» **TASK INPUT**
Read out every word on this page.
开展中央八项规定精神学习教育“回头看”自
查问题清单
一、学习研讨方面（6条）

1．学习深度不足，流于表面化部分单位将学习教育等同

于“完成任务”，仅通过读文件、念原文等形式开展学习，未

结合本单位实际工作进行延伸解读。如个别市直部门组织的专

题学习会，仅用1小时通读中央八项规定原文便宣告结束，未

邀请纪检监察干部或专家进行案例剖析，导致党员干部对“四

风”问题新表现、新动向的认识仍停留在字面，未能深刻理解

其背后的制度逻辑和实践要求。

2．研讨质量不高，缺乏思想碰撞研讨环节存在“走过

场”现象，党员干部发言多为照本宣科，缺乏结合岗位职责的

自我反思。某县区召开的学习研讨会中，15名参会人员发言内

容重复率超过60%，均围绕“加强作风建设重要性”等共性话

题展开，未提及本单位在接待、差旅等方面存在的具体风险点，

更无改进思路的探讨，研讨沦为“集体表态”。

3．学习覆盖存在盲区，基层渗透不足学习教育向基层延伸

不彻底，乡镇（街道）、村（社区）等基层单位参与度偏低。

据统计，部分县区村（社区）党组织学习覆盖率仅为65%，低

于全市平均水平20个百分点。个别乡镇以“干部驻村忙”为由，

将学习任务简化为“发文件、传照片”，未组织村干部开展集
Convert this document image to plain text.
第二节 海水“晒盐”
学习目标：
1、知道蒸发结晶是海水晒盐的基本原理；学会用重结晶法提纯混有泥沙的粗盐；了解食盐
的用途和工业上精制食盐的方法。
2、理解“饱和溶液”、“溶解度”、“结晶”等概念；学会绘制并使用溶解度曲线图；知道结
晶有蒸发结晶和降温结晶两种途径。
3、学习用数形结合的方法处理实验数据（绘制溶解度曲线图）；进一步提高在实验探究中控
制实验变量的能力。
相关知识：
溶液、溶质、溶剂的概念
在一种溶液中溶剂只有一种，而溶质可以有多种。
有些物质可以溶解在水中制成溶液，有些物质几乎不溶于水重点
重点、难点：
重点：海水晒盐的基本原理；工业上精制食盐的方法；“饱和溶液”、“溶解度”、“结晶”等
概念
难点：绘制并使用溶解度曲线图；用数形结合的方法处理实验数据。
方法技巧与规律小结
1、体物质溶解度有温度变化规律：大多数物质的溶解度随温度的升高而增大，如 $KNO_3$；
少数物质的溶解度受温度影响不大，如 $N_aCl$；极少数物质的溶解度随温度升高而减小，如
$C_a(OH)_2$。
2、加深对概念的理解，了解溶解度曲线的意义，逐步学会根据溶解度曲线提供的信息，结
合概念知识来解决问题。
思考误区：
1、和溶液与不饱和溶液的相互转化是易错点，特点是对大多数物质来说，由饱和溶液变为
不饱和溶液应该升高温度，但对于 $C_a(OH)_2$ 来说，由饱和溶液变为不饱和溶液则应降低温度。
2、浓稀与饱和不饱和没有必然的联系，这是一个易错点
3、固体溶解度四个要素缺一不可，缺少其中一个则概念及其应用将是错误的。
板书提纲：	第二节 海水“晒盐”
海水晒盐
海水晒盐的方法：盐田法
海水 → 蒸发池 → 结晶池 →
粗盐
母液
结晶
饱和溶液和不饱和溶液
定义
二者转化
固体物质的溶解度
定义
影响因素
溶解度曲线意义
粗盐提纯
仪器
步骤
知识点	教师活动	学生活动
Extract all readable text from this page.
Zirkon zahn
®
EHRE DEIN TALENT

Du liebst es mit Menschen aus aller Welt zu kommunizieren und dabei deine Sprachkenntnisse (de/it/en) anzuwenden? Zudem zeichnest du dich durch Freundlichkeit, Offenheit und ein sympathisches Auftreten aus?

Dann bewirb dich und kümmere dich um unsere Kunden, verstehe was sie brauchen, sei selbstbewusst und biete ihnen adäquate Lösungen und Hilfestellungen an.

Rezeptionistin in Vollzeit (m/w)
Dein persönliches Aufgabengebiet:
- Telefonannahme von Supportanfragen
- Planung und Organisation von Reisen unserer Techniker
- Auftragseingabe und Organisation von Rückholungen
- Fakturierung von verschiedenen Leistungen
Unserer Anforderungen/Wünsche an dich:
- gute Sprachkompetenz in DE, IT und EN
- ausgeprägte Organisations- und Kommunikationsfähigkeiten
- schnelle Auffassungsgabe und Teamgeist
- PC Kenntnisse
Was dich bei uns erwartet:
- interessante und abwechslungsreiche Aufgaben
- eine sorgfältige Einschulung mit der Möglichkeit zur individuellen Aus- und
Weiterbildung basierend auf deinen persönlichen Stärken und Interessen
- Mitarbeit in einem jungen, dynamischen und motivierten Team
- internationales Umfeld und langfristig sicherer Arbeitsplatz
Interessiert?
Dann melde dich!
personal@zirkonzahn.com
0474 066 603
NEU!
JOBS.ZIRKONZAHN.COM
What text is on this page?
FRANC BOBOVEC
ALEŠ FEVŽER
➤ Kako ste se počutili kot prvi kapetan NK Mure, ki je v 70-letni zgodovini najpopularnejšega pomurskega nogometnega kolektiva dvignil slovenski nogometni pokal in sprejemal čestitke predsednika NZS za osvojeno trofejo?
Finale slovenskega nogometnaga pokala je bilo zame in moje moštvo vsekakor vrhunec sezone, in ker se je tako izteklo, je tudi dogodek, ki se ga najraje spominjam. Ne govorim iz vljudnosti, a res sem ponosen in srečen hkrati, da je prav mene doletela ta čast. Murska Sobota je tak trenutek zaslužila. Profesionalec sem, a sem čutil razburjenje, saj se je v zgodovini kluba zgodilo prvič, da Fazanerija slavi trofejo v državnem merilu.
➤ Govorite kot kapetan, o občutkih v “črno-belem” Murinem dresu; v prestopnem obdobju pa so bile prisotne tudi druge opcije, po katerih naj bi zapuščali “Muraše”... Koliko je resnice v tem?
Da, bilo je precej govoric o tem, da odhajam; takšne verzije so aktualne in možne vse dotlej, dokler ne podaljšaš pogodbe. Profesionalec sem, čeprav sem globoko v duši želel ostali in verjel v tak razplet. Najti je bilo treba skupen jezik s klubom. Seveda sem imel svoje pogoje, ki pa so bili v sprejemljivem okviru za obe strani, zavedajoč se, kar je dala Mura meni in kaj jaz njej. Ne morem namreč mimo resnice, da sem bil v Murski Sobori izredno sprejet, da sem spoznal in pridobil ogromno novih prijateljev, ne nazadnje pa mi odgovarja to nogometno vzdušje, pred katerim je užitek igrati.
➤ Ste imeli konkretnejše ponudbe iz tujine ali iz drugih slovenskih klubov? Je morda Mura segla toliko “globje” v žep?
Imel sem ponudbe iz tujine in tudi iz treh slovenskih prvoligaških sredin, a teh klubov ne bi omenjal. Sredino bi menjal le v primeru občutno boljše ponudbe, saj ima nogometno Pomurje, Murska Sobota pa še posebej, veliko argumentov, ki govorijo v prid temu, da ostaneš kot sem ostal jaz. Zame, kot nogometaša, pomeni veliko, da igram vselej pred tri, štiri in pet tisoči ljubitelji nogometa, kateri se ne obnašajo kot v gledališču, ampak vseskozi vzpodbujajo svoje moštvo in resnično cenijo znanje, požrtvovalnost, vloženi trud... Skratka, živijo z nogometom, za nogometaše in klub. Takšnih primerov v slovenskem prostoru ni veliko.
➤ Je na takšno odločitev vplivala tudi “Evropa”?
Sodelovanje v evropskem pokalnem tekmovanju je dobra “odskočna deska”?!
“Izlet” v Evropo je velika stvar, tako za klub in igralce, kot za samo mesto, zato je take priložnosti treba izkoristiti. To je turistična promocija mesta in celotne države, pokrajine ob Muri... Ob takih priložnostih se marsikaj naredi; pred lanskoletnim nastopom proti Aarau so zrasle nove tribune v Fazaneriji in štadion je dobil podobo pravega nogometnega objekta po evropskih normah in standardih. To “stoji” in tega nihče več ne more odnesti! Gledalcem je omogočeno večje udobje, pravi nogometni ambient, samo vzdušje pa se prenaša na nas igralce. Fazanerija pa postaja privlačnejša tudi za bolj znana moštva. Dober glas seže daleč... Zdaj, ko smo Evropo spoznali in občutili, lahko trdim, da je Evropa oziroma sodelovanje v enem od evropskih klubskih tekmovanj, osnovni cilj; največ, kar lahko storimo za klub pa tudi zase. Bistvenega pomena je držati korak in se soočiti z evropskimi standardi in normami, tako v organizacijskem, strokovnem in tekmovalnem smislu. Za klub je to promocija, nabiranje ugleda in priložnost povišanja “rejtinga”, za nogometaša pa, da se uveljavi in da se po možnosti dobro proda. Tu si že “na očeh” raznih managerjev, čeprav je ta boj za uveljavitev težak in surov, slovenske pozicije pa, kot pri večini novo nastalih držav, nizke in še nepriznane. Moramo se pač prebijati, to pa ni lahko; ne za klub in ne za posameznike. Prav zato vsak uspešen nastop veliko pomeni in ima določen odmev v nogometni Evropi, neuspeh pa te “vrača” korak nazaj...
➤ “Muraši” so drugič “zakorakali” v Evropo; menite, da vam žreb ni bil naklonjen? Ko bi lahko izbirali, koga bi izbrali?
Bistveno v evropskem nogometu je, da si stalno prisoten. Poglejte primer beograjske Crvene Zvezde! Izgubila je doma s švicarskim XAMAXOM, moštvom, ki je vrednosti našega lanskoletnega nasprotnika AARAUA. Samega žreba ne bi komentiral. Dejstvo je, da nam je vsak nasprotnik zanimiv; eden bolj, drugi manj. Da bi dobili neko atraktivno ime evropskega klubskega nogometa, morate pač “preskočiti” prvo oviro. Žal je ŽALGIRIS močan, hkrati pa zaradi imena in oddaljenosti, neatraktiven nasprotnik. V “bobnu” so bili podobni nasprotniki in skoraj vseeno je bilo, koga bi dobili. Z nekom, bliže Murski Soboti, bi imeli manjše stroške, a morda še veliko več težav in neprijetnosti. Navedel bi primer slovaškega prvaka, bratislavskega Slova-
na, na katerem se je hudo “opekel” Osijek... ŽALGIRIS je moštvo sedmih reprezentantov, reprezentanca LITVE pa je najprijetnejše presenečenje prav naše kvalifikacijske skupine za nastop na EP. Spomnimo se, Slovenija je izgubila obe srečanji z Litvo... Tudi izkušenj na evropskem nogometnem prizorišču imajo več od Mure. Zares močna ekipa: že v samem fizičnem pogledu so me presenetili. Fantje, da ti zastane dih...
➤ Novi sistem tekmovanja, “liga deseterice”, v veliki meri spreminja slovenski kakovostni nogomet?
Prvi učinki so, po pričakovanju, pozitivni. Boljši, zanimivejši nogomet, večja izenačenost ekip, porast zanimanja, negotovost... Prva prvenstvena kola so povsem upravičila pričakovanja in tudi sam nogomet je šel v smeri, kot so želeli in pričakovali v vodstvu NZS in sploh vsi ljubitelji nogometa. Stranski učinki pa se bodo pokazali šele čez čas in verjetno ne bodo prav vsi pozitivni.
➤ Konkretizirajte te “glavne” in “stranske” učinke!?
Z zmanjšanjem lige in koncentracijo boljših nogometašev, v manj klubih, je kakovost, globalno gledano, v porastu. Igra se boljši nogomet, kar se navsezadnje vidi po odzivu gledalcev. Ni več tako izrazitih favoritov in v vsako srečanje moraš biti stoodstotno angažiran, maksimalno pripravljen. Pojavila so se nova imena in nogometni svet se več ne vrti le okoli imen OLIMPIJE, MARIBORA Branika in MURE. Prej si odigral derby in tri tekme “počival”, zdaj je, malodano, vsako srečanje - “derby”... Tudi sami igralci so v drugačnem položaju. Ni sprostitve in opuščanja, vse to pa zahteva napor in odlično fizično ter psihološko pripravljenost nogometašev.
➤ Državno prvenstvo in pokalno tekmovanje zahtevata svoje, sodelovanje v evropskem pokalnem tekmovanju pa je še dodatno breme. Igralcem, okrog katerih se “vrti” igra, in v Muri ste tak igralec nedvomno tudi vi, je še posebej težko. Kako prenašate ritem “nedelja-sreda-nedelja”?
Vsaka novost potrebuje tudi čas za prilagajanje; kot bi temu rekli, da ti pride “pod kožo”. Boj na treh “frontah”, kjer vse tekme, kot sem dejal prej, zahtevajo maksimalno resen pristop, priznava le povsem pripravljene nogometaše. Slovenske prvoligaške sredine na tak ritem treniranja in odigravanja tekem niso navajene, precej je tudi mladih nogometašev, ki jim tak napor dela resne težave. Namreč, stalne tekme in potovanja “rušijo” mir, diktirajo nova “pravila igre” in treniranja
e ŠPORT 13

» **WHAT THE TASK REQUIRES**
Each line with the string "dich" in it needs to be found and copied.

» **CORRECT RESULT**
Du liebst es mit Menschen aus aller Welt zu kommunizieren und dabei deine Sprachkenntnisse (de/it/en) anzuwenden? Zudem zeichnest du dich durch Freundlichkeit, Offenheit und ein sympathisches Auftreten aus?
Dann bewirb dich und kümmere dich um unsere Kunden, verstehe was sie brauchen, sei selbstbewusst und biete ihnen adäquate Lösungen und Hilfestellungen an.
Unserer Anforderungen/Wünsche an dich:
Was dich bei uns erwartet:
Dann melde dich!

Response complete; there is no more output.